* Goal:
Write out the whole listing again, exactly.

>> start

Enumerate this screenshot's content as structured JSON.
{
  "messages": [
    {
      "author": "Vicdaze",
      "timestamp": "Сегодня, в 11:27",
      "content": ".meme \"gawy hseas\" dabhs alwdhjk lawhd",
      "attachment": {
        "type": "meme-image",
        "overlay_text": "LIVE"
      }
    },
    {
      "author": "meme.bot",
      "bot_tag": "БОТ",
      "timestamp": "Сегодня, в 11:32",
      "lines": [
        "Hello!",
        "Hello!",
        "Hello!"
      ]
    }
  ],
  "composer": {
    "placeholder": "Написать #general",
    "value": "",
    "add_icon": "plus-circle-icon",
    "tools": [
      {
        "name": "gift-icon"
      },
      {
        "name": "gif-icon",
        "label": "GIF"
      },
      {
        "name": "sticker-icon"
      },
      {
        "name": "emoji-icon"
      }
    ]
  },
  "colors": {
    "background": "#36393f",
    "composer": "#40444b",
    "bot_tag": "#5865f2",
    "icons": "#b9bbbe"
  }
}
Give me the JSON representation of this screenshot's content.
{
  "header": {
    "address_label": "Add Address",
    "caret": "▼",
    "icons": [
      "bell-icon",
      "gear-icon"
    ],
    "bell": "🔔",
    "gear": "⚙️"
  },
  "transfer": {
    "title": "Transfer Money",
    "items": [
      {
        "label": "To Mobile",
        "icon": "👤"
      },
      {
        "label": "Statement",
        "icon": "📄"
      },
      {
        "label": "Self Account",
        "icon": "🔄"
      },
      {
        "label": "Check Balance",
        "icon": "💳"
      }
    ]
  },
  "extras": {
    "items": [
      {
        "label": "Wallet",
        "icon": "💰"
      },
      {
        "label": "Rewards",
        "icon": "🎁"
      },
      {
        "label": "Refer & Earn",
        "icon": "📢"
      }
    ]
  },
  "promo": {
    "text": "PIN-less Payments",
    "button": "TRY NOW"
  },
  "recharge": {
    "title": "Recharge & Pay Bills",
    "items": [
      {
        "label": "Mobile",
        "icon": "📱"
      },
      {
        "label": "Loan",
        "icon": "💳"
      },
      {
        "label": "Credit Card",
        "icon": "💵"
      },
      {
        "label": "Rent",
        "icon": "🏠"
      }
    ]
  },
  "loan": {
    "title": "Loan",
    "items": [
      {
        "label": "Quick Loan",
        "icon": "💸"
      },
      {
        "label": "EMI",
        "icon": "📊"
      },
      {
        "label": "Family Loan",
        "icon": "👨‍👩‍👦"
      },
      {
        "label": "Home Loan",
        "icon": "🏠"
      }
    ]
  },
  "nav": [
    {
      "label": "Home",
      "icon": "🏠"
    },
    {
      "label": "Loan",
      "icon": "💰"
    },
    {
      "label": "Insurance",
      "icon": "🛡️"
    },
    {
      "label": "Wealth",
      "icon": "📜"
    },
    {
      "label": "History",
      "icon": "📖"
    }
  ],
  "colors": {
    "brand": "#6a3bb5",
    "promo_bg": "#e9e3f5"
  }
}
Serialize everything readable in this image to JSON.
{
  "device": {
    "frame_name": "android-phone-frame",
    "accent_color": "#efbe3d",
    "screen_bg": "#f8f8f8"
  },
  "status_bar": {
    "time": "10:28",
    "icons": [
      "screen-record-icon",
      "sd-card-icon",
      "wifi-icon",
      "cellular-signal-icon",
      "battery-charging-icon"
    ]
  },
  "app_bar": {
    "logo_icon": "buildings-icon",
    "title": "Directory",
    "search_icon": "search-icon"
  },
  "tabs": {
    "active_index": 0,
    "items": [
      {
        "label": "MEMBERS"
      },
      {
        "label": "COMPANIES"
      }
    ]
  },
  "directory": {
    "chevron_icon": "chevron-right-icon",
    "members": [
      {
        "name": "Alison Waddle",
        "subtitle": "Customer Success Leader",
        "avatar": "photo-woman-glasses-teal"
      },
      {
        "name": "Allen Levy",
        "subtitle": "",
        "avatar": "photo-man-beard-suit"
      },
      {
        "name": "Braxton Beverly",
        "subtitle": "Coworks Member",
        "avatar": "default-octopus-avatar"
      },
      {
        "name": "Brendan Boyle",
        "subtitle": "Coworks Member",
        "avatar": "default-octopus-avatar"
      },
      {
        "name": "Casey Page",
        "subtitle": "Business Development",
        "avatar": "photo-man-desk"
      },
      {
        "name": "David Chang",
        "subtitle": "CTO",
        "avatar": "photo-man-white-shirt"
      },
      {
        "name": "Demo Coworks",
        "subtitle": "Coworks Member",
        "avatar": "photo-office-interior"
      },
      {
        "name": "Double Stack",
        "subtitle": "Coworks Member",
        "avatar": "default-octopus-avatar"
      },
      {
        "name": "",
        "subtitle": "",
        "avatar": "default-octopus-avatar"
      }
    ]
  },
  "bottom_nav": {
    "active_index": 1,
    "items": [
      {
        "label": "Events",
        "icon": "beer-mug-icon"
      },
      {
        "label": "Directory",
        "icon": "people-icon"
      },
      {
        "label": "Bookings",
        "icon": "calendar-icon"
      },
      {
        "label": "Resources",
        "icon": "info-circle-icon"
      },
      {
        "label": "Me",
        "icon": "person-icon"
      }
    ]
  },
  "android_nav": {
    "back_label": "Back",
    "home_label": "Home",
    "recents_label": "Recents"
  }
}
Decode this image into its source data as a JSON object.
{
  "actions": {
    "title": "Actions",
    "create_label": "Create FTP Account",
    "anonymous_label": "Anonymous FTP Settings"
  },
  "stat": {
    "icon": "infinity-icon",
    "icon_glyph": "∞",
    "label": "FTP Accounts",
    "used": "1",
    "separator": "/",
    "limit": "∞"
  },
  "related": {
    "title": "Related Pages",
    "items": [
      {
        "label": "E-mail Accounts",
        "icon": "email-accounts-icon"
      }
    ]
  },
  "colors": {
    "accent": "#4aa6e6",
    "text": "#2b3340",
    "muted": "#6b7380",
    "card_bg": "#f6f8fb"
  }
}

>> end

* Written solution:
Enumerate this screenshot's content as structured JSON.
{
  "messages": [
    {
      "author": "Vicdaze",
      "timestamp": "Сегодня, в 11:27",
      "content": ".meme \"gawy hseas\" dabhs alwdhjk lawhd",
      "attachment": {
        "type": "meme-image",
        "overlay_text": "LIVE"
      }
    },
    {
      "author": "meme.bot",
      "bot_tag": "БОТ",
      "timestamp": "Сегодня, в 11:32",
      "lines": [
        "Hello!",
        "Hello!",
        "Hello!"
      ]
    }
  ],
  "composer": {
    "placeholder": "Написать #general",
    "value": "",
    "add_icon": "plus-circle-icon",
    "tools": [
      {
        "name": "gift-icon"
      },
      {
        "name": "gif-icon",
        "label": "GIF"
      },
      {
        "name": "sticker-icon"
      },
      {
        "name": "emoji-icon"
      }
    ]
  },
  "colors": {
    "background": "#36393f",
    "composer": "#40444b",
    "bot_tag": "#5865f2",
    "icons": "#b9bbbe"
  }
}
Give me the JSON representation of this screenshot's content.
{
  "header": {
    "address_label": "Add Address",
    "caret": "▼",
    "icons": [
      "bell-icon",
      "gear-icon"
    ],
    "bell": "🔔",
    "gear": "⚙️"
  },
  "transfer": {
    "title": "Transfer Money",
    "items": [
      {
        "label": "To Mobile",
        "icon": "👤"
      },
      {
        "label": "Statement",
        "icon": "📄"
      },
      {
        "label": "Self Account",
        "icon": "🔄"
      },
      {
        "label": "Check Balance",
        "icon": "💳"
      }
    ]
  },
  "extras": {
    "items": [
      {
        "label": "Wallet",
        "icon": "💰"
      },
      {
        "label": "Rewards",
        "icon": "🎁"
      },
      {
        "label": "Refer & Earn",
        "icon": "📢"
      }
    ]
  },
  "promo": {
    "text": "PIN-less Payments",
    "button": "TRY NOW"
  },
  "recharge": {
    "title": "Recharge & Pay Bills",
    "items": [
      {
        "label": "Mobile",
        "icon": "📱"
      },
      {
        "label": "Loan",
        "icon": "💳"
      },
      {
        "label": "Credit Card",
        "icon": "💵"
      },
      {
        "label": "Rent",
        "icon": "🏠"
      }
    ]
  },
  "loan": {
    "title": "Loan",
    "items": [
      {
        "label": "Quick Loan",
        "icon": "💸"
      },
      {
        "label": "EMI",
        "icon": "📊"
      },
      {
        "label": "Family Loan",
        "icon": "👨‍👩‍👦"
      },
      {
        "label": "Home Loan",
        "icon": "🏠"
      }
    ]
  },
  "nav": [
    {
      "label": "Home",
      "icon": "🏠"
    },
    {
      "label": "Loan",
      "icon": "💰"
    },
    {
      "label": "Insurance",
      "icon": "🛡️"
    },
    {
      "label": "Wealth",
      "icon": "📜"
    },
    {
      "label": "History",
      "icon": "📖"
    }
  ],
  "colors": {
    "brand": "#6a3bb5",
    "promo_bg": "#e9e3f5"
  }
}
Serialize everything readable in this image to JSON.
{
  "device": {
    "frame_name": "android-phone-frame",
    "accent_color": "#efbe3d",
    "screen_bg": "#f8f8f8"
  },
  "status_bar": {
    "time": "10:28",
    "icons": [
      "screen-record-icon",
      "sd-card-icon",
      "wifi-icon",
      "cellular-signal-icon",
      "battery-charging-icon"
    ]
  },
  "app_bar": {
    "logo_icon": "buildings-icon",
    "title": "Directory",
    "search_icon": "search-icon"
  },
  "tabs": {
    "active_index": 0,
    "items": [
      {
        "label": "MEMBERS"
      },
      {
        "label": "COMPANIES"
      }
    ]
  },
  "directory": {
    "chevron_icon": "chevron-right-icon",
    "members": [
      {
        "name": "Alison Waddle",
        "subtitle": "Customer Success Leader",
        "avatar": "photo-woman-glasses-teal"
      },
      {
        "name": "Allen Levy",
        "subtitle": "",
        "avatar": "photo-man-beard-suit"
      },
      {
        "name": "Braxton Beverly",
        "subtitle": "Coworks Member",
        "avatar": "default-octopus-avatar"
      },
      {
        "name": "Brendan Boyle",
        "subtitle": "Coworks Member",
        "avatar": "default-octopus-avatar"
      },
      {
        "name": "Casey Page",
        "subtitle": "Business Development",
        "avatar": "photo-man-desk"
      },
      {
        "name": "David Chang",
        "subtitle": "CTO",
        "avatar": "photo-man-white-shirt"
      },
      {
        "name": "Demo Coworks",
        "subtitle": "Coworks Member",
        "avatar": "photo-office-interior"
      },
      {
        "name": "Double Stack",
        "subtitle": "Coworks Member",
        "avatar": "default-octopus-avatar"
      },
      {
        "name": "",
        "subtitle": "",
        "avatar": "default-octopus-avatar"
      }
    ]
  },
  "bottom_nav": {
    "active_index": 1,
    "items": [
      {
        "label": "Events",
        "icon": "beer-mug-icon"
      },
      {
        "label": "Directory",
        "icon": "people-icon"
      },
      {
        "label": "Bookings",
        "icon": "calendar-icon"
      },
      {
        "label": "Resources",
        "icon": "info-circle-icon"
      },
      {
        "label": "Me",
        "icon": "person-icon"
      }
    ]
  },
  "android_nav": {
    "back_label": "Back",
    "home_label": "Home",
    "recents_label": "Recents"
  }
}
Decode this image into its source data as a JSON object.
{
  "actions": {
    "title": "Actions",
    "create_label": "Create FTP Account",
    "anonymous_label": "Anonymous FTP Settings"
  },
  "stat": {
    "icon": "infinity-icon",
    "icon_glyph": "∞",
    "label": "FTP Accounts",
    "used": "1",
    "separator": "/",
    "limit": "∞"
  },
  "related": {
    "title": "Related Pages",
    "items": [
      {
        "label": "E-mail Accounts",
        "icon": "email-accounts-icon"
      }
    ]
  },
  "colors": {
    "accent": "#4aa6e6",
    "text": "#2b3340",
    "muted": "#6b7380",
    "card_bg": "#f6f8fb"
  }
}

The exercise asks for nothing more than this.